EXERCISE GOAL:
Every line of the data below should be retyped exactly.

RECORDS PROVIDED START

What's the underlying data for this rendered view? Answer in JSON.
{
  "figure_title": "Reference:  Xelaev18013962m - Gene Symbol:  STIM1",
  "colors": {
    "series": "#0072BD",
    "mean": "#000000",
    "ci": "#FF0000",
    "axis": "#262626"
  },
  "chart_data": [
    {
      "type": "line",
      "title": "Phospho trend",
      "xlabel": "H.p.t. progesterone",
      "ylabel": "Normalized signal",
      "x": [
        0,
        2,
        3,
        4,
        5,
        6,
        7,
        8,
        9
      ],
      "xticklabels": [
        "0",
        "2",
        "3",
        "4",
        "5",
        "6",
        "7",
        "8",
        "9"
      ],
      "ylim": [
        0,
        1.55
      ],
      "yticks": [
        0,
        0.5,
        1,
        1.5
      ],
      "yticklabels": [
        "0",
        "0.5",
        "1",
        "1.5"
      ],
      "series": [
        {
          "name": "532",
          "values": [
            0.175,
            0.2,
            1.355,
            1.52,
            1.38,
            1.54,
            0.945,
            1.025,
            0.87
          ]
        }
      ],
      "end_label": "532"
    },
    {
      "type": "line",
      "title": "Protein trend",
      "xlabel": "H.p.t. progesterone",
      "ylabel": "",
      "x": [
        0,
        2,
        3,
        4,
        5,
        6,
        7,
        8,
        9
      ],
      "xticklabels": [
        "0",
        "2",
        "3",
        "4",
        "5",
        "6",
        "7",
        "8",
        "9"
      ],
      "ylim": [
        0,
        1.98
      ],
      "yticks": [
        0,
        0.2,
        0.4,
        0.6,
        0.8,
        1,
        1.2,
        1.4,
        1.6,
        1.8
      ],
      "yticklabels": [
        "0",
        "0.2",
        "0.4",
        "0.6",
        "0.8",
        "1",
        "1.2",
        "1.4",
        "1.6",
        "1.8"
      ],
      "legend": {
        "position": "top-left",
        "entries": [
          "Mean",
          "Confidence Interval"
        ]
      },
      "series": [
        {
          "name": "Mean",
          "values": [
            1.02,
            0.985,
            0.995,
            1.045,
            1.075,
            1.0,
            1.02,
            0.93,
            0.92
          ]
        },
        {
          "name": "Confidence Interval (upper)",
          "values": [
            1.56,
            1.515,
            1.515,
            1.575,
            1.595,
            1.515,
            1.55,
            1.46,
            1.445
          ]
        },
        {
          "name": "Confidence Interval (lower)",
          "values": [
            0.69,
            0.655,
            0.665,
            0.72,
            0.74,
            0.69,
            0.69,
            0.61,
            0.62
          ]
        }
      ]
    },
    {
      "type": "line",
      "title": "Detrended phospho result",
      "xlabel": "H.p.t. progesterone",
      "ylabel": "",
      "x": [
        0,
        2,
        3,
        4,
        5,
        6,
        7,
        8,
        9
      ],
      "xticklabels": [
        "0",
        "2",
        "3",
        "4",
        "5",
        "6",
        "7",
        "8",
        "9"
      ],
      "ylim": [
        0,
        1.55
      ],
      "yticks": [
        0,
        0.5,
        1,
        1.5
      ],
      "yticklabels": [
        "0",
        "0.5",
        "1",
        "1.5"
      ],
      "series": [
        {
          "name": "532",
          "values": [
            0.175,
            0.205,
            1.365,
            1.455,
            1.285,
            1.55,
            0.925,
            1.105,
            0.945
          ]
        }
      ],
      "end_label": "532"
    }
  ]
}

RECORDS PROVIDED END

PROBLEM SOLUTION:
What's the underlying data for this rendered view? Answer in JSON.
{
  "figure_title": "Reference:  Xelaev18013962m - Gene Symbol:  STIM1",
  "colors": {
    "series": "#0072BD",
    "mean": "#000000",
    "ci": "#FF0000",
    "axis": "#262626"
  },
  "chart_data": [
    {
      "type": "line",
      "title": "Phospho trend",
      "xlabel": "H.p.t. progesterone",
      "ylabel": "Normalized signal",
      "x": [
        0,
        2,
        3,
        4,
        5,
        6,
        7,
        8,
        9
      ],
      "xticklabels": [
        "0",
        "2",
        "3",
        "4",
        "5",
        "6",
        "7",
        "8",
        "9"
      ],
      "ylim": [
        0,
        1.55
      ],
      "yticks": [
        0,
        0.5,
        1,
        1.5
      ],
      "yticklabels": [
        "0",
        "0.5",
        "1",
        "1.5"
      ],
      "series": [
        {
          "name": "532",
          "values": [
            0.175,
            0.2,
            1.355,
            1.52,
            1.38,
            1.54,
            0.945,
            1.025,
            0.87
          ]
        }
      ],
      "end_label": "532"
    },
    {
      "type": "line",
      "title": "Protein trend",
      "xlabel": "H.p.t. progesterone",
      "ylabel": "",
      "x": [
        0,
        2,
        3,
        4,
        5,
        6,
        7,
        8,
        9
      ],
      "xticklabels": [
        "0",
        "2",
        "3",
        "4",
        "5",
        "6",
        "7",
        "8",
        "9"
      ],
      "ylim": [
        0,
        1.98
      ],
      "yticks": [
        0,
        0.2,
        0.4,
        0.6,
        0.8,
        1,
        1.2,
        1.4,
        1.6,
        1.8
      ],
      "yticklabels": [
        "0",
        "0.2",
        "0.4",
        "0.6",
        "0.8",
        "1",
        "1.2",
        "1.4",
        "1.6",
        "1.8"
      ],
      "legend": {
        "position": "top-left",
        "entries": [
          "Mean",
          "Confidence Interval"
        ]
      },
      "series": [
        {
          "name": "Mean",
          "values": [
            1.02,
            0.985,
            0.995,
            1.045,
            1.075,
            1.0,
            1.02,
            0.93,
            0.92
          ]
        },
        {
          "name": "Confidence Interval (upper)",
          "values": [
            1.56,
            1.515,
            1.515,
            1.575,
            1.595,
            1.515,
            1.55,
            1.46,
            1.445
          ]
        },
        {
          "name": "Confidence Interval (lower)",
          "values": [
            0.69,
            0.655,
            0.665,
            0.72,
            0.74,
            0.69,
            0.69,
            0.61,
            0.62
          ]
        }
      ]
    },
    {
      "type": "line",
      "title": "Detrended phospho result",
      "xlabel": "H.p.t. progesterone",
      "ylabel": "",
      "x": [
        0,
        2,
        3,
        4,
        5,
        6,
        7,
        8,
        9
      ],
      "xticklabels": [
        "0",
        "2",
        "3",
        "4",
        "5",
        "6",
        "7",
        "8",
        "9"
      ],
      "ylim": [
        0,
        1.55
      ],
      "yticks": [
        0,
        0.5,
        1,
        1.5
      ],
      "yticklabels": [
        "0",
        "0.5",
        "1",
        "1.5"
      ],
      "series": [
        {
          "name": "532",
          "values": [
            0.175,
            0.205,
            1.365,
            1.455,
            1.285,
            1.55,
            0.925,
            1.105,
            0.945
          ]
        }
      ],
      "end_label": "532"
    }
  ]
}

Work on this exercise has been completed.